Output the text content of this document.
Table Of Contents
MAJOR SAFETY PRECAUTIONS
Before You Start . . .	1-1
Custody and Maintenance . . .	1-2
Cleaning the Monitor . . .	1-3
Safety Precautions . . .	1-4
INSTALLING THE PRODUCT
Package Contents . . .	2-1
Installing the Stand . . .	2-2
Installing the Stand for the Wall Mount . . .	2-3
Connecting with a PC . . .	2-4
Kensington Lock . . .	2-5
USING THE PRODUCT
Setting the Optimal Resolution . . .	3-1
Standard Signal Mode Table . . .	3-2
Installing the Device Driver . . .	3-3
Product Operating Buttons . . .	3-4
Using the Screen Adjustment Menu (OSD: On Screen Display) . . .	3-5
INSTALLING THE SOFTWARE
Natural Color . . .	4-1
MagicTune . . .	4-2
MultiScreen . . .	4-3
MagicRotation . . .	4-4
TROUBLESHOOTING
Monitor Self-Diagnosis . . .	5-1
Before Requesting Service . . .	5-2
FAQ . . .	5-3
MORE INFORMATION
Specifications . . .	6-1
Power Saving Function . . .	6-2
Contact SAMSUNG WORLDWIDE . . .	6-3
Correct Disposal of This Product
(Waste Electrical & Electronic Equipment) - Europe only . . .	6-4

▬▬▬▬▬▬▬▬▬▬

Copy each line of the records containing the string "Monitor".

Cleaning the Monitor . . .	1-3
Monitor Self-Diagnosis . . .	5-1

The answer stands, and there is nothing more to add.